PROBLEM REQUIREMENTS ->
Gather each line of the entries below that includes "letter".

-------

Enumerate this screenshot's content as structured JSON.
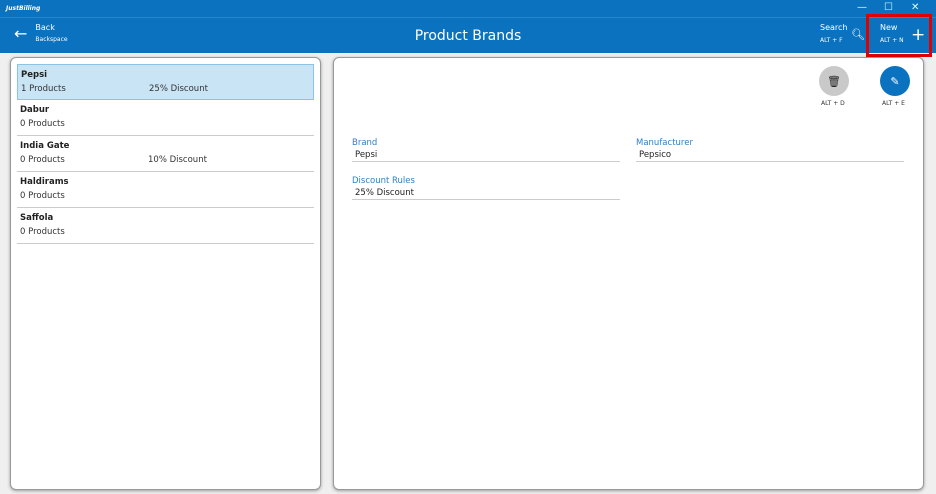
{
  "app": {
    "logo": "JustBilling",
    "title": "Product Brands"
  },
  "window": {
    "minimize": "—",
    "maximize": "☐",
    "close": "✕"
  },
  "header": {
    "back_label": "Back",
    "back_shortcut": "Backspace",
    "search_label": "Search",
    "search_shortcut": "ALT + F",
    "new_label": "New",
    "new_shortcut": "ALT + N"
  },
  "brands": [
    {
      "name": "Pepsi",
      "products": "1 Products",
      "discount": "25% Discount",
      "selected": true
    },
    {
      "name": "Dabur",
      "products": "0 Products",
      "discount": ""
    },
    {
      "name": "India Gate",
      "products": "0 Products",
      "discount": "10% Discount"
    },
    {
      "name": "Haldirams",
      "products": "0 Products",
      "discount": ""
    },
    {
      "name": "Saffola",
      "products": "0 Products",
      "discount": ""
    }
  ],
  "detail": {
    "delete_shortcut": "ALT + D",
    "edit_shortcut": "ALT + E",
    "brand_label": "Brand",
    "brand_value": "Pepsi",
    "manufacturer_label": "Manufacturer",
    "manufacturer_value": "Pepsico",
    "discount_label": "Discount Rules",
    "discount_value": "25% Discount"
  },
  "colors": {
    "accent": "#0a72bf",
    "selected": "#c9e4f5",
    "highlight": "#e10000"
  }
}
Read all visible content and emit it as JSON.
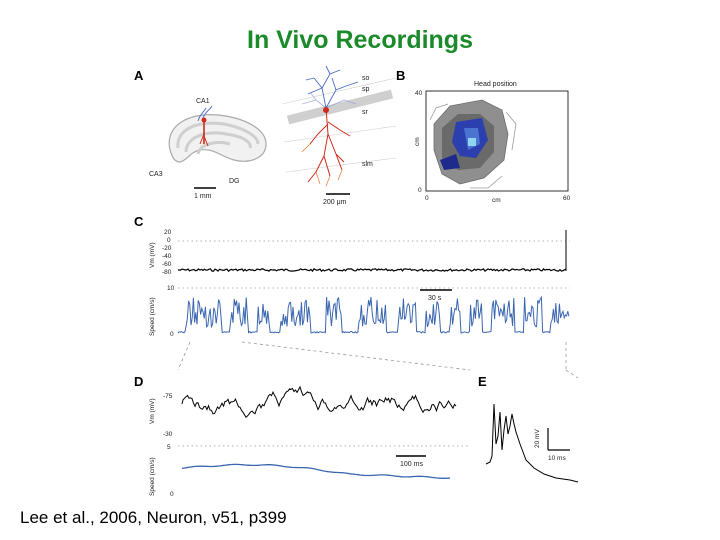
{
  "slide": {
    "title": "In Vivo Recordings",
    "citation": "Lee et al., 2006, Neuron, v51, p399"
  },
  "figure": {
    "panels": {
      "a": {
        "letter": "A",
        "labels": {
          "ca1": "CA1",
          "ca3": "CA3",
          "dg": "DG",
          "so": "so",
          "sp": "sp",
          "sr": "sr",
          "slm": "slm"
        },
        "scalebar_1": "1 mm",
        "scalebar_2": "200 μm"
      },
      "b": {
        "letter": "B",
        "title": "Head position",
        "y_tick_top": "40",
        "y_tick_bottom": "0",
        "y_unit": "cm",
        "x_tick_left": "0",
        "x_tick_right": "60",
        "x_unit": "cm"
      },
      "c": {
        "letter": "C",
        "vm_label": "Vm (mV)",
        "vm_ticks": [
          "20",
          "0",
          "-20",
          "-40",
          "-60",
          "-80"
        ],
        "speed_label": "Speed (cm/s)",
        "speed_ticks": [
          "10",
          "0"
        ],
        "scalebar": "30 s"
      },
      "d": {
        "letter": "D",
        "vm_label": "Vm (mV)",
        "vm_ticks": [
          "-75",
          "-30"
        ],
        "speed_label": "Speed (cm/s)",
        "speed_ticks": [
          "5",
          "0"
        ],
        "scalebar": "100 ms"
      },
      "e": {
        "letter": "E",
        "scalebar_v": "20 mV",
        "scalebar_t": "10 ms"
      }
    },
    "colors": {
      "title": "#1a8a2a",
      "speed_trace": "#3a66b0",
      "neuron_dendrites": "#4a6ac8",
      "neuron_soma": "#d02a1a",
      "occupancy_dark": "#1e2a8c",
      "occupancy_light": "#8fd4f0"
    }
  }
}
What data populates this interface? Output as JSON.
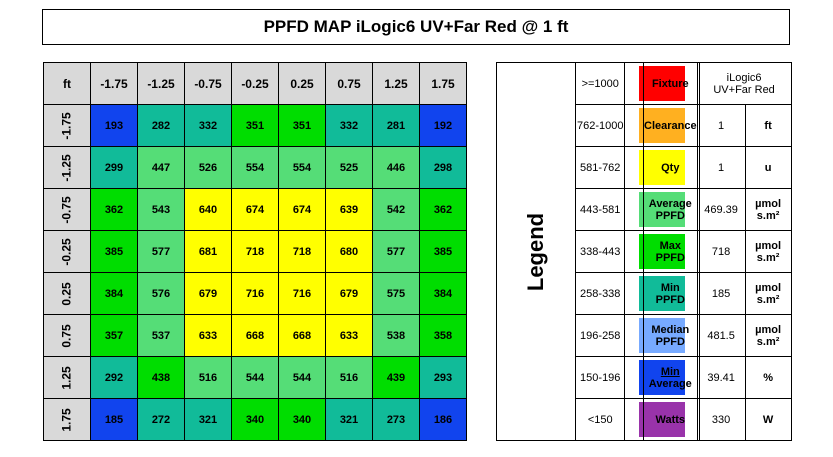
{
  "title": "PPFD MAP iLogic6 UV+Far Red @ 1 ft",
  "chart_data": {
    "type": "heatmap",
    "corner_label": "ft",
    "x_labels": [
      "-1.75",
      "-1.25",
      "-0.75",
      "-0.25",
      "0.25",
      "0.75",
      "1.25",
      "1.75"
    ],
    "y_labels": [
      "-1.75",
      "-1.25",
      "-0.75",
      "-0.25",
      "0.25",
      "0.75",
      "1.25",
      "1.75"
    ],
    "values": [
      [
        193,
        282,
        332,
        351,
        351,
        332,
        281,
        192
      ],
      [
        299,
        447,
        526,
        554,
        554,
        525,
        446,
        298
      ],
      [
        362,
        543,
        640,
        674,
        674,
        639,
        542,
        362
      ],
      [
        385,
        577,
        681,
        718,
        718,
        680,
        577,
        385
      ],
      [
        384,
        576,
        679,
        716,
        716,
        679,
        575,
        384
      ],
      [
        357,
        537,
        633,
        668,
        668,
        633,
        538,
        358
      ],
      [
        292,
        438,
        516,
        544,
        544,
        516,
        439,
        293
      ],
      [
        185,
        272,
        321,
        340,
        340,
        321,
        273,
        186
      ]
    ],
    "legend_title": "Legend",
    "legend": [
      {
        "label": ">=1000",
        "min": 1000,
        "color": "#ff0000"
      },
      {
        "label": "762-1000",
        "min": 762,
        "color": "#ffb020"
      },
      {
        "label": "581-762",
        "min": 581,
        "color": "#ffff00"
      },
      {
        "label": "443-581",
        "min": 443,
        "color": "#55dd77"
      },
      {
        "label": "338-443",
        "min": 338,
        "color": "#00dd00"
      },
      {
        "label": "258-338",
        "min": 258,
        "color": "#11bb99"
      },
      {
        "label": "196-258",
        "min": 196,
        "color": "#77aaff"
      },
      {
        "label": "150-196",
        "min": 150,
        "color": "#1144ee"
      },
      {
        "label": "<150",
        "min": 0,
        "color": "#9933aa"
      }
    ]
  },
  "stats": [
    {
      "label": "Fixture",
      "value": "iLogic6\nUV+Far Red",
      "unit": ""
    },
    {
      "label": "Clearance",
      "value": "1",
      "unit": "ft"
    },
    {
      "label": "Qty",
      "value": "1",
      "unit": "u"
    },
    {
      "label": "Average\nPPFD",
      "value": "469.39",
      "unit": "µmol\ns.m²"
    },
    {
      "label": "Max\nPPFD",
      "value": "718",
      "unit": "µmol\ns.m²"
    },
    {
      "label": "Min\nPPFD",
      "value": "185",
      "unit": "µmol\ns.m²"
    },
    {
      "label": "Median\nPPFD",
      "value": "481.5",
      "unit": "µmol\ns.m²"
    },
    {
      "label": "Min\nAverage",
      "value": "39.41",
      "unit": "%"
    },
    {
      "label": "Watts",
      "value": "330",
      "unit": "W"
    }
  ]
}
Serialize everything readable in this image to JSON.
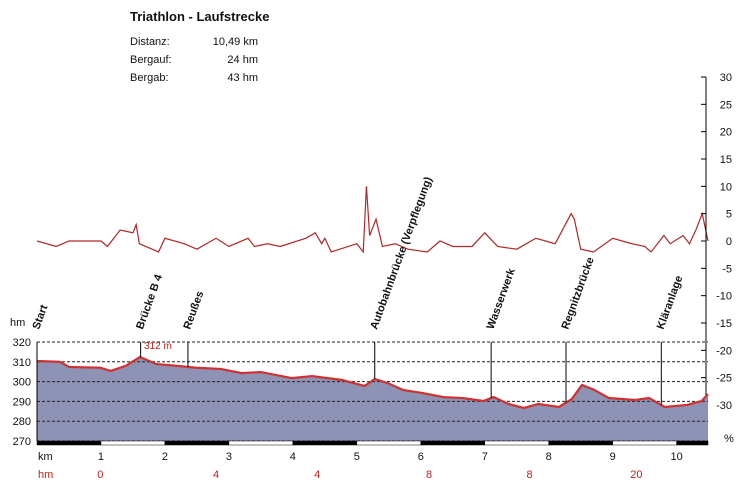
{
  "title": "Triathlon - Laufstrecke",
  "stats": [
    {
      "label": "Distanz:",
      "value": "10,49 km"
    },
    {
      "label": "Bergauf:",
      "value": "24 hm"
    },
    {
      "label": "Bergab:",
      "value": "43 hm"
    }
  ],
  "chart_data": [
    {
      "type": "line",
      "color": "#b02828",
      "axis": "y2",
      "x": [
        0,
        0.3,
        0.5,
        1,
        1.1,
        1.3,
        1.5,
        1.55,
        1.6,
        1.9,
        2.0,
        2.3,
        2.5,
        2.8,
        3.0,
        3.3,
        3.4,
        3.6,
        3.8,
        4.2,
        4.35,
        4.45,
        4.5,
        4.6,
        5.0,
        5.1,
        5.15,
        5.2,
        5.3,
        5.4,
        5.6,
        5.8,
        6.1,
        6.3,
        6.5,
        6.8,
        7.0,
        7.2,
        7.5,
        7.8,
        8.1,
        8.35,
        8.4,
        8.5,
        8.7,
        9.0,
        9.3,
        9.5,
        9.6,
        9.8,
        9.9,
        10.1,
        10.2,
        10.3,
        10.4,
        10.49
      ],
      "values": [
        0,
        -1,
        0,
        0,
        -1,
        2,
        1.5,
        3,
        -0.5,
        -2,
        0.5,
        -0.5,
        -1.5,
        0.5,
        -1,
        0.5,
        -1,
        -0.5,
        -1,
        0.5,
        1.5,
        -0.5,
        0.5,
        -2,
        -0.5,
        -2,
        10,
        1,
        4,
        -1,
        -0.5,
        -1.5,
        -2,
        0,
        -1,
        -1,
        1.5,
        -1,
        -1.5,
        0.5,
        -0.5,
        5,
        4,
        -1.5,
        -2,
        0.5,
        -0.5,
        -1,
        -2,
        1,
        -0.5,
        1,
        -0.5,
        2,
        5,
        0
      ],
      "y2lim": [
        -30,
        30
      ],
      "y2ticks": [
        30,
        25,
        20,
        15,
        10,
        5,
        0,
        -5,
        -10,
        -15,
        -20,
        -25,
        -30
      ],
      "y2label": "%"
    },
    {
      "type": "area",
      "color": "#d03030",
      "fill": "#8e92b4",
      "x": [
        0,
        0.36,
        0.5,
        0.99,
        1.15,
        1.39,
        1.61,
        1.86,
        2.17,
        2.49,
        2.87,
        3.2,
        3.5,
        3.98,
        4.3,
        4.77,
        5.12,
        5.28,
        5.48,
        5.72,
        6.03,
        6.35,
        6.66,
        6.98,
        7.14,
        7.37,
        7.61,
        7.84,
        8.16,
        8.36,
        8.52,
        8.71,
        8.94,
        9.34,
        9.57,
        9.81,
        10.16,
        10.39,
        10.49
      ],
      "values": [
        310.4,
        310,
        307.4,
        307,
        305.4,
        308,
        312.4,
        308.9,
        308,
        307,
        306.4,
        304.3,
        304.8,
        301.8,
        302.8,
        300.8,
        297.8,
        301.3,
        299.3,
        295.8,
        294.2,
        292.2,
        291.7,
        290.2,
        292.2,
        288.7,
        286.7,
        288.7,
        287.2,
        291.2,
        298.3,
        295.8,
        291.7,
        290.7,
        291.7,
        287.2,
        288.2,
        290.2,
        293.7
      ],
      "xlim": [
        0,
        10.49
      ],
      "ylim": [
        270,
        320
      ],
      "xticks": [
        1,
        2,
        3,
        4,
        5,
        6,
        7,
        8,
        9,
        10
      ],
      "yticks": [
        320,
        310,
        300,
        290,
        280,
        270
      ],
      "xlabel": "km",
      "ylabel": "hm",
      "grid": true,
      "peak_label": "312 m",
      "landmarks": [
        {
          "km": 0,
          "label": "Start"
        },
        {
          "km": 1.62,
          "label": "Brücke B 4"
        },
        {
          "km": 2.36,
          "label": "Reußes"
        },
        {
          "km": 5.28,
          "label": "Autobahnbrücke (Verpflegung)"
        },
        {
          "km": 7.1,
          "label": "Wasserwerk"
        },
        {
          "km": 8.27,
          "label": "Regnitzbrücke"
        },
        {
          "km": 9.76,
          "label": "Kläranlage"
        }
      ],
      "hm_row": {
        "label": "hm",
        "x": [
          0.99,
          2.8,
          4.38,
          6.13,
          7.7,
          9.37
        ],
        "values": [
          0,
          4,
          4,
          8,
          8,
          20
        ]
      }
    }
  ]
}
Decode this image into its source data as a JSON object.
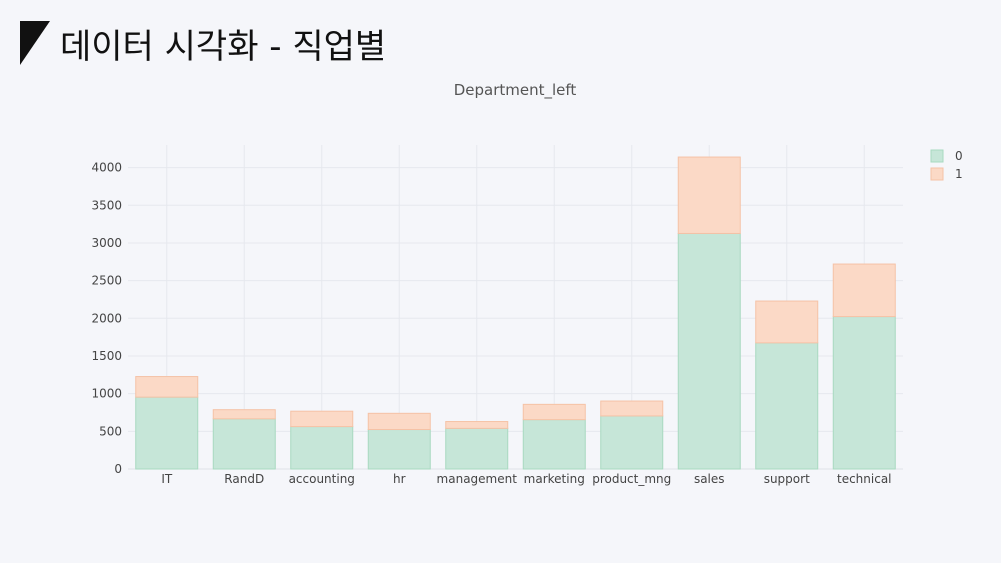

-------

COMPLETE ANSWER ->
        "letter": "A",
        "letter": "B",
        "letter": "C",
        "letter": "D",
        "letter": "E",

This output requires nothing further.